- **TASK DATA**:
..........
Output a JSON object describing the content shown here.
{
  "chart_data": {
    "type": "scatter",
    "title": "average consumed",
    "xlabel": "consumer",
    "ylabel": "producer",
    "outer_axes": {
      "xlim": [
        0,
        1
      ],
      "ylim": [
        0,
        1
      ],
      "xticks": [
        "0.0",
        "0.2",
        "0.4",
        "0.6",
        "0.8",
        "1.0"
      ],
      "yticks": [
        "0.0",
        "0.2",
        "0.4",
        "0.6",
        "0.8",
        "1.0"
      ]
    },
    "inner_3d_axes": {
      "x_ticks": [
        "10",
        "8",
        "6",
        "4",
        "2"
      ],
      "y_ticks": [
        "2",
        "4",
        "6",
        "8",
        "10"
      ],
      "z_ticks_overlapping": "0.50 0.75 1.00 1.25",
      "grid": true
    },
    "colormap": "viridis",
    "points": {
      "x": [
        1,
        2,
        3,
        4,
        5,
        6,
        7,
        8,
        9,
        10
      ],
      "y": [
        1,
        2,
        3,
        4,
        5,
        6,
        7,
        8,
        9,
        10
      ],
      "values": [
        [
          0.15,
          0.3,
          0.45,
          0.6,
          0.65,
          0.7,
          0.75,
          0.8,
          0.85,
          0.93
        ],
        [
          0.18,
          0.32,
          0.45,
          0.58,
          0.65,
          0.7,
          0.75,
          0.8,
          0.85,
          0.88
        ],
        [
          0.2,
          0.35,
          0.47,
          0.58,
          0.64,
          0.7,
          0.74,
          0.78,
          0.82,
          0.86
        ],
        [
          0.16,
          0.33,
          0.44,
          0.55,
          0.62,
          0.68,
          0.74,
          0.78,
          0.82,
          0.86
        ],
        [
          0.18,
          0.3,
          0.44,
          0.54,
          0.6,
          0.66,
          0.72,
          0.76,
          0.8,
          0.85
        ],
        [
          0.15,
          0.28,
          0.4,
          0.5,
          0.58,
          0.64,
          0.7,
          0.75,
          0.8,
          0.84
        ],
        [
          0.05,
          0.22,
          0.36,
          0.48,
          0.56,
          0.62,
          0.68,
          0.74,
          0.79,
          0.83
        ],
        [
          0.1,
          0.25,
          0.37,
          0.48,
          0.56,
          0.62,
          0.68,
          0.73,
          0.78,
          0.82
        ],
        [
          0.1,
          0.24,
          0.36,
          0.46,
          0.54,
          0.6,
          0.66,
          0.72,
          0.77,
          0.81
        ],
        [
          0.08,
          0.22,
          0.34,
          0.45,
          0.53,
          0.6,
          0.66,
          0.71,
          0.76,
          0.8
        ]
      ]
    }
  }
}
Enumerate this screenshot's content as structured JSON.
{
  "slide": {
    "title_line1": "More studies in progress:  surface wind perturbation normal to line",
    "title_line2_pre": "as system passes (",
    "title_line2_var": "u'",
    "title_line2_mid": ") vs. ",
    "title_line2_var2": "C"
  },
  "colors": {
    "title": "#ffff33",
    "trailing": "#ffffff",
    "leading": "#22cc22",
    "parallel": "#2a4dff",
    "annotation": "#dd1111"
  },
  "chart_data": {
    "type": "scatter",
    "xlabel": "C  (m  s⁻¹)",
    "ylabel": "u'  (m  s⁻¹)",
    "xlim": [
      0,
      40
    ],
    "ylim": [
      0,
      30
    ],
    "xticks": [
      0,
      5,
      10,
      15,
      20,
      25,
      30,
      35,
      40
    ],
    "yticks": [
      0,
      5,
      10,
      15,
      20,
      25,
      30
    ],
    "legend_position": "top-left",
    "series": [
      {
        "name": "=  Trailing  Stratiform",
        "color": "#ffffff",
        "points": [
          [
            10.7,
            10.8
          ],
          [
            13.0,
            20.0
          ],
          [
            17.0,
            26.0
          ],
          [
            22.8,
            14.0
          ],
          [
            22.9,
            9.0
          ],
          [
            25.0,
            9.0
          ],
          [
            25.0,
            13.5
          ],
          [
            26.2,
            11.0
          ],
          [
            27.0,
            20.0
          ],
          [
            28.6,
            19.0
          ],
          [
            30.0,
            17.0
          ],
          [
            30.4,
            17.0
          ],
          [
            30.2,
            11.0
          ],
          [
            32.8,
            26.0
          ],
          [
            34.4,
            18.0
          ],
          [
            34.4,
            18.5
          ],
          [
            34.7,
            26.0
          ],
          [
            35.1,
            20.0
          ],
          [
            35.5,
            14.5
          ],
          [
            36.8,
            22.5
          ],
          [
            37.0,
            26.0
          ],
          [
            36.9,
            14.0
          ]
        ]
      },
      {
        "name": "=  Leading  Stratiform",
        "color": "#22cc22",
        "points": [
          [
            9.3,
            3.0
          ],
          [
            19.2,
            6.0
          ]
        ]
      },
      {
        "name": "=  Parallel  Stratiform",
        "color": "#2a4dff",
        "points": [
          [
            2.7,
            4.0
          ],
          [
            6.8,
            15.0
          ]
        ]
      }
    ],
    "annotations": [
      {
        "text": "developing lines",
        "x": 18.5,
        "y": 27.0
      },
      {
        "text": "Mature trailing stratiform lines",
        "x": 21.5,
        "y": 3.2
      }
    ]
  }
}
..........
Give the records above again, word for word.

Output a JSON object describing the content shown here.
{
  "chart_data": {
    "type": "scatter",
    "title": "average consumed",
    "xlabel": "consumer",
    "ylabel": "producer",
    "outer_axes": {
      "xlim": [
        0,
        1
      ],
      "ylim": [
        0,
        1
      ],
      "xticks": [
        "0.0",
        "0.2",
        "0.4",
        "0.6",
        "0.8",
        "1.0"
      ],
      "yticks": [
        "0.0",
        "0.2",
        "0.4",
        "0.6",
        "0.8",
        "1.0"
      ]
    },
    "inner_3d_axes": {
      "x_ticks": [
        "10",
        "8",
        "6",
        "4",
        "2"
      ],
      "y_ticks": [
        "2",
        "4",
        "6",
        "8",
        "10"
      ],
      "z_ticks_overlapping": "0.50 0.75 1.00 1.25",
      "grid": true
    },
    "colormap": "viridis",
    "points": {
      "x": [
        1,
        2,
        3,
        4,
        5,
        6,
        7,
        8,
        9,
        10
      ],
      "y": [
        1,
        2,
        3,
        4,
        5,
        6,
        7,
        8,
        9,
        10
      ],
      "values": [
        [
          0.15,
          0.3,
          0.45,
          0.6,
          0.65,
          0.7,
          0.75,
          0.8,
          0.85,
          0.93
        ],
        [
          0.18,
          0.32,
          0.45,
          0.58,
          0.65,
          0.7,
          0.75,
          0.8,
          0.85,
          0.88
        ],
        [
          0.2,
          0.35,
          0.47,
          0.58,
          0.64,
          0.7,
          0.74,
          0.78,
          0.82,
          0.86
        ],
        [
          0.16,
          0.33,
          0.44,
          0.55,
          0.62,
          0.68,
          0.74,
          0.78,
          0.82,
          0.86
        ],
        [
          0.18,
          0.3,
          0.44,
          0.54,
          0.6,
          0.66,
          0.72,
          0.76,
          0.8,
          0.85
        ],
        [
          0.15,
          0.28,
          0.4,
          0.5,
          0.58,
          0.64,
          0.7,
          0.75,
          0.8,
          0.84
        ],
        [
          0.05,
          0.22,
          0.36,
          0.48,
          0.56,
          0.62,
          0.68,
          0.74,
          0.79,
          0.83
        ],
        [
          0.1,
          0.25,
          0.37,
          0.48,
          0.56,
          0.62,
          0.68,
          0.73,
          0.78,
          0.82
        ],
        [
          0.1,
          0.24,
          0.36,
          0.46,
          0.54,
          0.6,
          0.66,
          0.72,
          0.77,
          0.81
        ],
        [
          0.08,
          0.22,
          0.34,
          0.45,
          0.53,
          0.6,
          0.66,
          0.71,
          0.76,
          0.8
        ]
      ]
    }
  }
}
Enumerate this screenshot's content as structured JSON.
{
  "slide": {
    "title_line1": "More studies in progress:  surface wind perturbation normal to line",
    "title_line2_pre": "as system passes (",
    "title_line2_var": "u'",
    "title_line2_mid": ") vs. ",
    "title_line2_var2": "C"
  },
  "colors": {
    "title": "#ffff33",
    "trailing": "#ffffff",
    "leading": "#22cc22",
    "parallel": "#2a4dff",
    "annotation": "#dd1111"
  },
  "chart_data": {
    "type": "scatter",
    "xlabel": "C  (m  s⁻¹)",
    "ylabel": "u'  (m  s⁻¹)",
    "xlim": [
      0,
      40
    ],
    "ylim": [
      0,
      30
    ],
    "xticks": [
      0,
      5,
      10,
      15,
      20,
      25,
      30,
      35,
      40
    ],
    "yticks": [
      0,
      5,
      10,
      15,
      20,
      25,
      30
    ],
    "legend_position": "top-left",
    "series": [
      {
        "name": "=  Trailing  Stratiform",
        "color": "#ffffff",
        "points": [
          [
            10.7,
            10.8
          ],
          [
            13.0,
            20.0
          ],
          [
            17.0,
            26.0
          ],
          [
            22.8,
            14.0
          ],
          [
            22.9,
            9.0
          ],
          [
            25.0,
            9.0
          ],
          [
            25.0,
            13.5
          ],
          [
            26.2,
            11.0
          ],
          [
            27.0,
            20.0
          ],
          [
            28.6,
            19.0
          ],
          [
            30.0,
            17.0
          ],
          [
            30.4,
            17.0
          ],
          [
            30.2,
            11.0
          ],
          [
            32.8,
            26.0
          ],
          [
            34.4,
            18.0
          ],
          [
            34.4,
            18.5
          ],
          [
            34.7,
            26.0
          ],
          [
            35.1,
            20.0
          ],
          [
            35.5,
            14.5
          ],
          [
            36.8,
            22.5
          ],
          [
            37.0,
            26.0
          ],
          [
            36.9,
            14.0
          ]
        ]
      },
      {
        "name": "=  Leading  Stratiform",
        "color": "#22cc22",
        "points": [
          [
            9.3,
            3.0
          ],
          [
            19.2,
            6.0
          ]
        ]
      },
      {
        "name": "=  Parallel  Stratiform",
        "color": "#2a4dff",
        "points": [
          [
            2.7,
            4.0
          ],
          [
            6.8,
            15.0
          ]
        ]
      }
    ],
    "annotations": [
      {
        "text": "developing lines",
        "x": 18.5,
        "y": 27.0
      },
      {
        "text": "Mature trailing stratiform lines",
        "x": 21.5,
        "y": 3.2
      }
    ]
  }
}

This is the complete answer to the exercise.